* Problem to solve
Here are some records; quote them exactly, leaving out the pictures.
-----
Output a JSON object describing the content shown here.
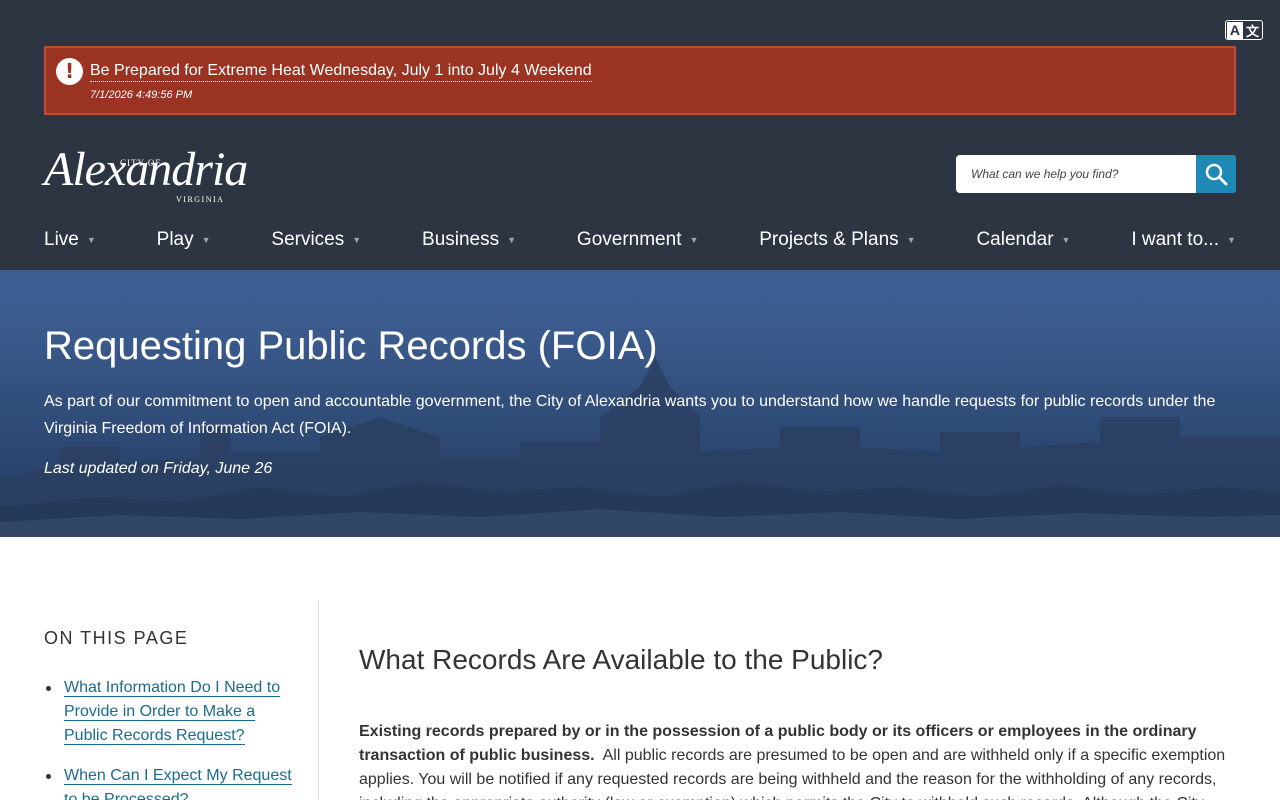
{
  "header": {
    "translate_label_a": "A",
    "translate_label_b": "文",
    "alert": {
      "title": "Be Prepared for Extreme Heat Wednesday, July 1 into July 4 Weekend",
      "timestamp": "7/1/2026 4:49:56 PM"
    },
    "logo": {
      "city_of": "CITY OF",
      "name": "Alexandria",
      "state": "VIRGINIA"
    },
    "search": {
      "placeholder": "What can we help you find?"
    },
    "nav": [
      {
        "label": "Live"
      },
      {
        "label": "Play"
      },
      {
        "label": "Services"
      },
      {
        "label": "Business"
      },
      {
        "label": "Government"
      },
      {
        "label": "Projects & Plans"
      },
      {
        "label": "Calendar"
      },
      {
        "label": "I want to..."
      }
    ]
  },
  "hero": {
    "title": "Requesting Public Records (FOIA)",
    "description": "As part of our commitment to open and accountable government, the City of Alexandria wants you to understand how we handle requests for public records under the Virginia Freedom of Information Act (FOIA).",
    "updated": "Last updated on Friday, June 26"
  },
  "sidebar": {
    "heading": "ON THIS PAGE",
    "links": [
      {
        "label": "What Information Do I Need to Provide in Order to Make a Public Records Request?"
      },
      {
        "label": "When Can I Expect My Request to be Processed?"
      }
    ]
  },
  "main": {
    "heading": "What Records Are Available to the Public?",
    "paragraph_bold": "Existing records prepared by or in the possession of a public body or its officers or employees in the ordinary transaction of public business.",
    "paragraph_rest": "All public records are presumed to be open and are withheld only if a specific exemption applies. You will be notified if any requested records are being withheld and the reason for the withholding of any records, including the appropriate authority (law or exemption) which permits the City to withhold such records. Although the City strives to"
  },
  "colors": {
    "header_bg": "#2c3541",
    "alert_bg": "#9a3322",
    "search_button": "#1e88b7",
    "link": "#1a6b8f"
  }
}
-----
* Task response
Output a JSON object describing the content shown here.
{
  "header": {
    "translate_label_a": "A",
    "translate_label_b": "文",
    "alert": {
      "title": "Be Prepared for Extreme Heat Wednesday, July 1 into July 4 Weekend",
      "timestamp": "7/1/2026 4:49:56 PM"
    },
    "logo": {
      "city_of": "CITY OF",
      "name": "Alexandria",
      "state": "VIRGINIA"
    },
    "search": {
      "placeholder": "What can we help you find?"
    },
    "nav": [
      {
        "label": "Live"
      },
      {
        "label": "Play"
      },
      {
        "label": "Services"
      },
      {
        "label": "Business"
      },
      {
        "label": "Government"
      },
      {
        "label": "Projects & Plans"
      },
      {
        "label": "Calendar"
      },
      {
        "label": "I want to..."
      }
    ]
  },
  "hero": {
    "title": "Requesting Public Records (FOIA)",
    "description": "As part of our commitment to open and accountable government, the City of Alexandria wants you to understand how we handle requests for public records under the Virginia Freedom of Information Act (FOIA).",
    "updated": "Last updated on Friday, June 26"
  },
  "sidebar": {
    "heading": "ON THIS PAGE",
    "links": [
      {
        "label": "What Information Do I Need to Provide in Order to Make a Public Records Request?"
      },
      {
        "label": "When Can I Expect My Request to be Processed?"
      }
    ]
  },
  "main": {
    "heading": "What Records Are Available to the Public?",
    "paragraph_bold": "Existing records prepared by or in the possession of a public body or its officers or employees in the ordinary transaction of public business.",
    "paragraph_rest": "All public records are presumed to be open and are withheld only if a specific exemption applies. You will be notified if any requested records are being withheld and the reason for the withholding of any records, including the appropriate authority (law or exemption) which permits the City to withhold such records. Although the City strives to"
  },
  "colors": {
    "header_bg": "#2c3541",
    "alert_bg": "#9a3322",
    "search_button": "#1e88b7",
    "link": "#1a6b8f"
  }
}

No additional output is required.